**RECORD EXTRACTS:**
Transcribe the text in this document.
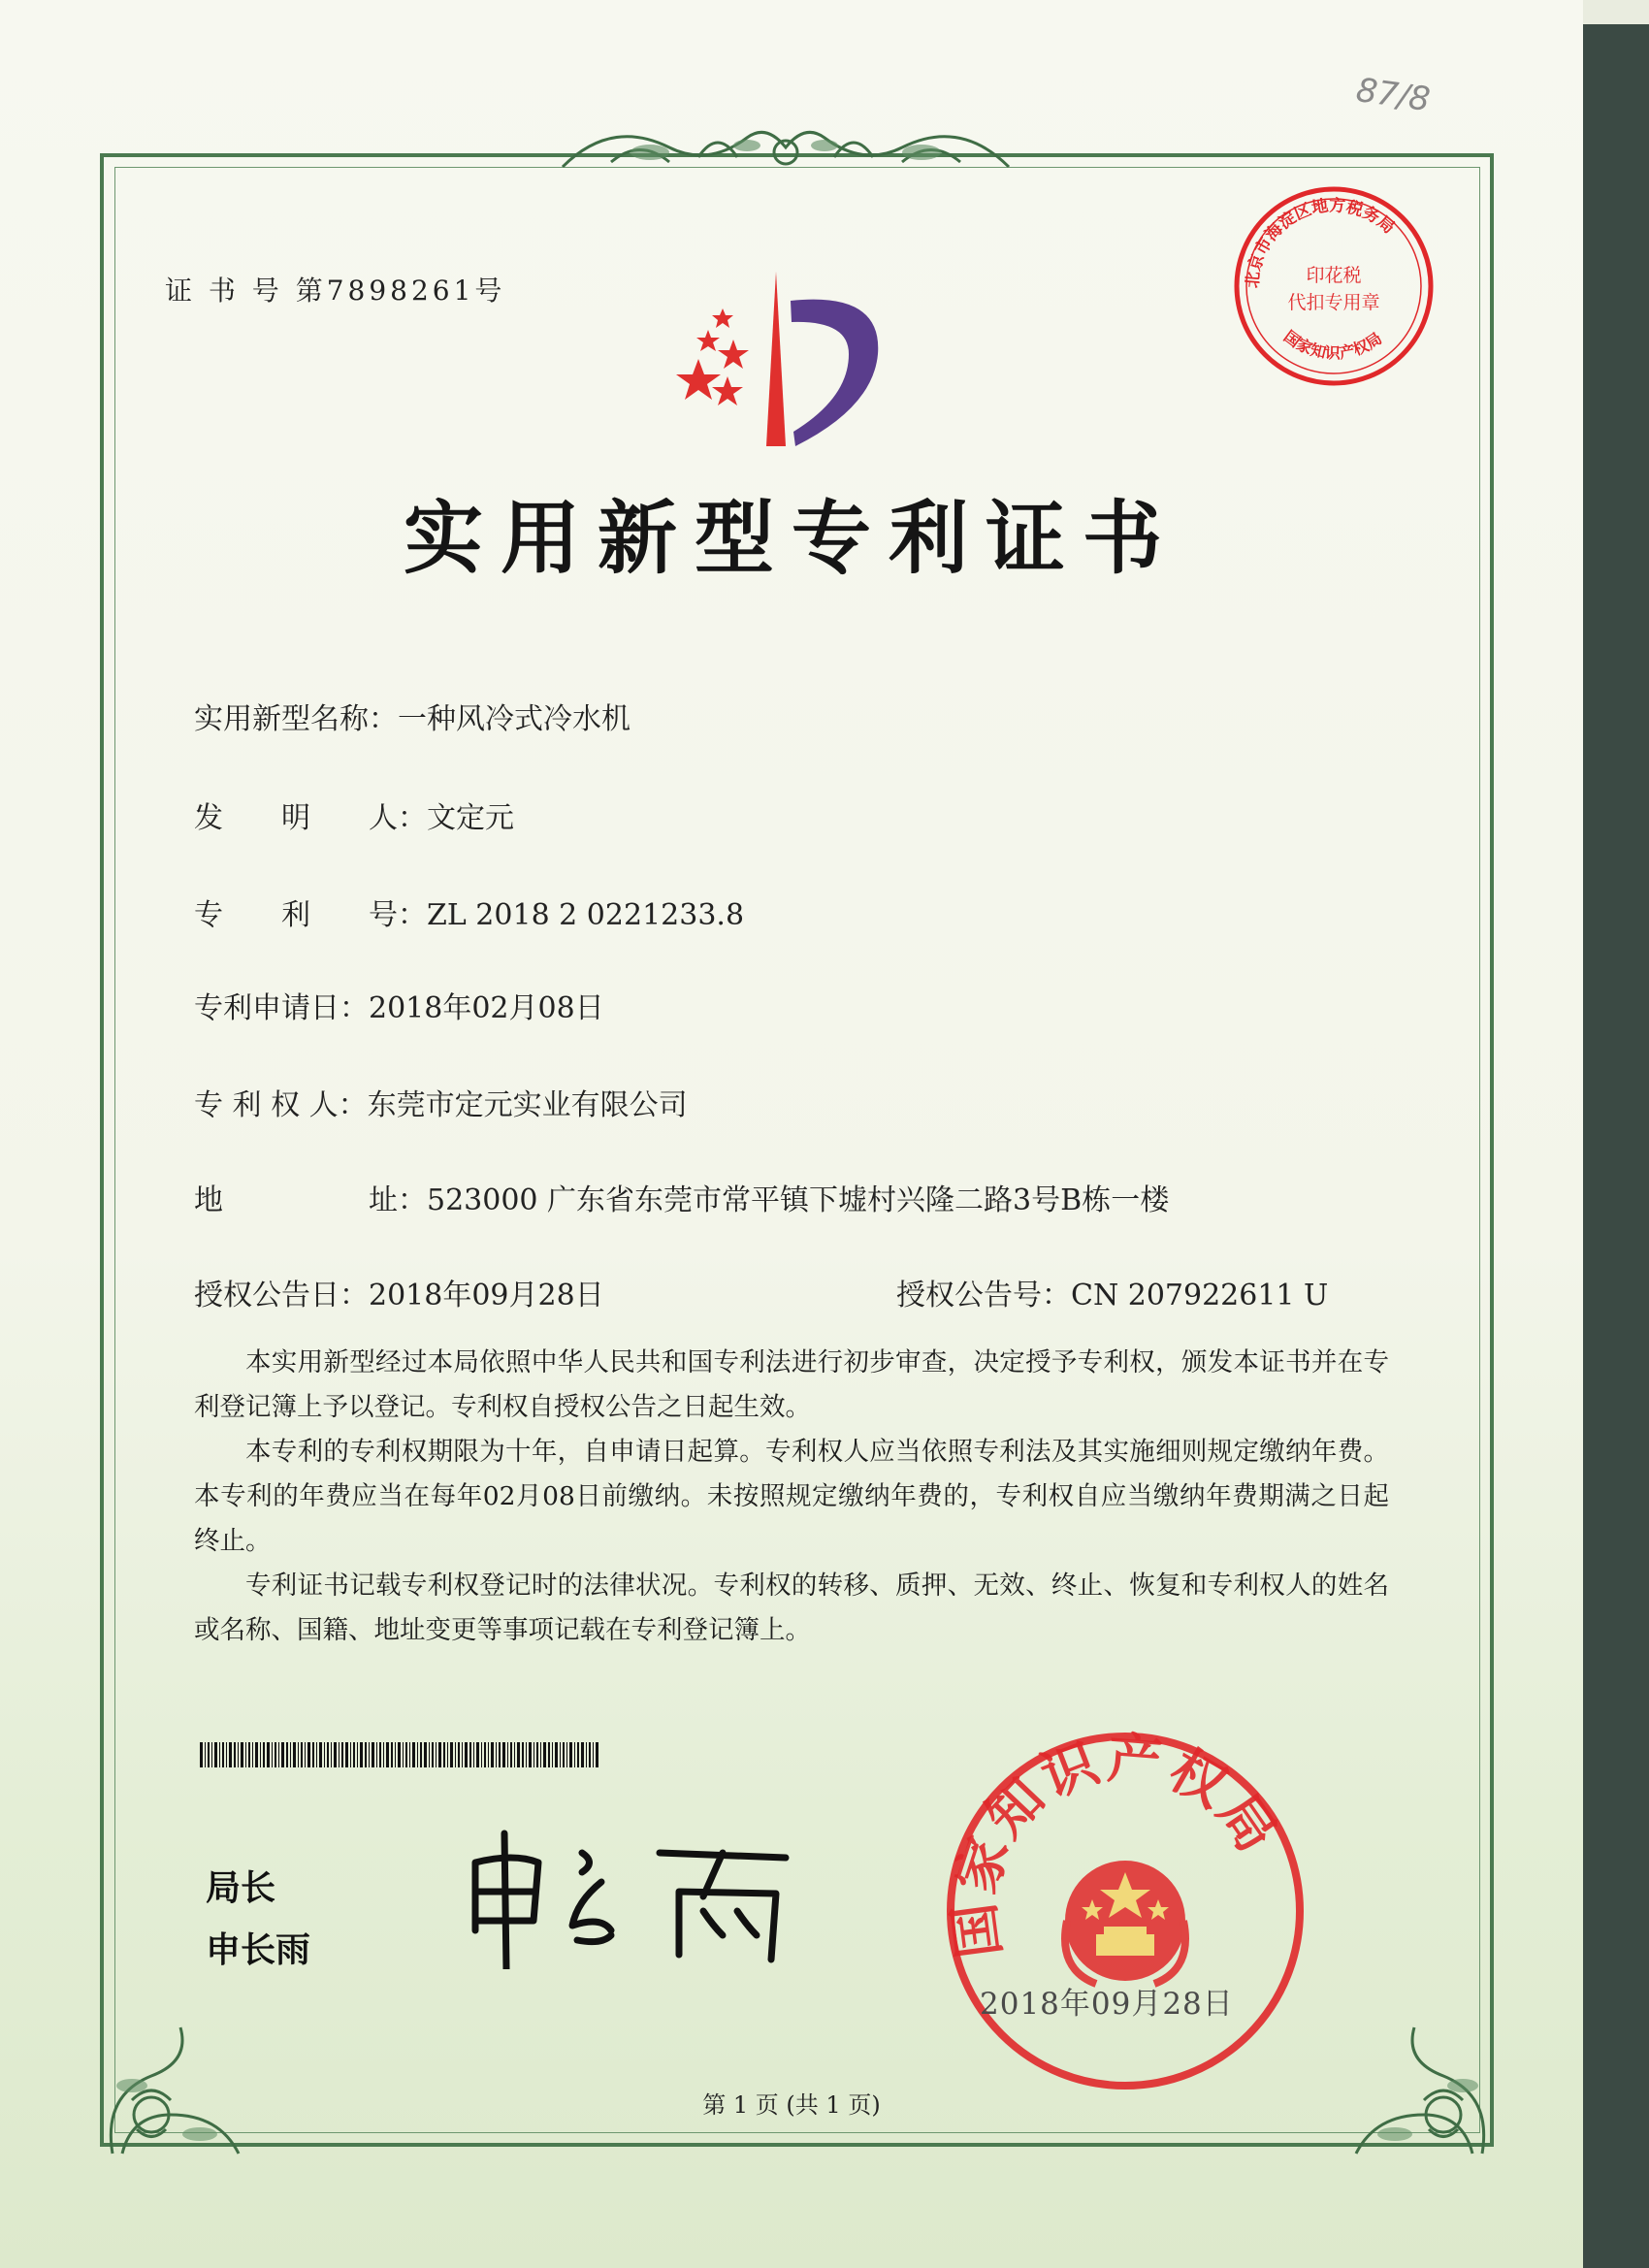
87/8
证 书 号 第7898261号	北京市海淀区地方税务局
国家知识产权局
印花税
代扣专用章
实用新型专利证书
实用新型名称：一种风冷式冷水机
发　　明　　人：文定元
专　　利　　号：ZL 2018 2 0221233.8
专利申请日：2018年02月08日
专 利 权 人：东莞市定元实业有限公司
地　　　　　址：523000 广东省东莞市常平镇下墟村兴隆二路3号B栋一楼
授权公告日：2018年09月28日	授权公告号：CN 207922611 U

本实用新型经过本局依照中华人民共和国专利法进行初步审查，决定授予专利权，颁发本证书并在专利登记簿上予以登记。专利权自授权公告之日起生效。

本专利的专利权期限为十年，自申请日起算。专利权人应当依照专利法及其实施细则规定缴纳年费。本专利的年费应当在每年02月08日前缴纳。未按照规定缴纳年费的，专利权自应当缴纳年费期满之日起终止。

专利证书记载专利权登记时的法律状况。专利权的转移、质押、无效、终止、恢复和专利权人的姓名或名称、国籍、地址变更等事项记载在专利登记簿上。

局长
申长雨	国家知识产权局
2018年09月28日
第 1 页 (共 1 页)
==
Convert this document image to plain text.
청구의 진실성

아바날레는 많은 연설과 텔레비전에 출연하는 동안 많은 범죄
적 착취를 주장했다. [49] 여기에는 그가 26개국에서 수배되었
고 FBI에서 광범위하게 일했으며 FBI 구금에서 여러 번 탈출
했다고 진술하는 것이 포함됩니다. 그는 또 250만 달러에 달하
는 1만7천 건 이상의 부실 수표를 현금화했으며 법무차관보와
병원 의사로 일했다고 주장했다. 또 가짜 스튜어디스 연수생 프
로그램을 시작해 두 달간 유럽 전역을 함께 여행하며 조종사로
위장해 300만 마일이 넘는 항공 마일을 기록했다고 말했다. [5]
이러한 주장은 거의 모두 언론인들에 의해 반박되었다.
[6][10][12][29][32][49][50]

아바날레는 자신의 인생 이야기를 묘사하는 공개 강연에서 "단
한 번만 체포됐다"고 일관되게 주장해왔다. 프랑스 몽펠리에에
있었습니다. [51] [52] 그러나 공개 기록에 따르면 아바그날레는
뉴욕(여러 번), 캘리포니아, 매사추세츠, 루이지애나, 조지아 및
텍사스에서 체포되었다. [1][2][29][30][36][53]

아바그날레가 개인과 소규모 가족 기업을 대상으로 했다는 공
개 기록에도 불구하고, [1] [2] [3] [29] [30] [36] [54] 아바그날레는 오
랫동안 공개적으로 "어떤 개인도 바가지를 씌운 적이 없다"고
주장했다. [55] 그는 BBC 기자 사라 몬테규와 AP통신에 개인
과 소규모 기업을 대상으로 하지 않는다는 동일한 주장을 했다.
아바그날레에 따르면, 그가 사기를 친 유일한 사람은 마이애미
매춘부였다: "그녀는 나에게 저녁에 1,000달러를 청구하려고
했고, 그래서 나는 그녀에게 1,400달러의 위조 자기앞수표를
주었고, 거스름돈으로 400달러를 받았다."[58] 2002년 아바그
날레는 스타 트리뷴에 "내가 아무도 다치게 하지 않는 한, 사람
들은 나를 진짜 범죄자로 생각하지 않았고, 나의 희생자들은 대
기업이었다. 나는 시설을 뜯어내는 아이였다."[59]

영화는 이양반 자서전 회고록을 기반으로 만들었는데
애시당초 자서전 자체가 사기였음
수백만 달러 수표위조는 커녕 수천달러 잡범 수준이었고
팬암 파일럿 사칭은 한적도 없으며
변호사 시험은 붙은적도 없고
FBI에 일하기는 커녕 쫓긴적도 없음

**SHORT PROBLEM:**
Copy, from the material, each line that holds the string "아바그날레는".

**CORRECT RESULT:**
있었습니다. [51] [52] 그러나 공개 기록에 따르면 아바그날레는
개 기록에도 불구하고, [1] [2] [3] [29] [30] [36] [54] 아바그날레는 오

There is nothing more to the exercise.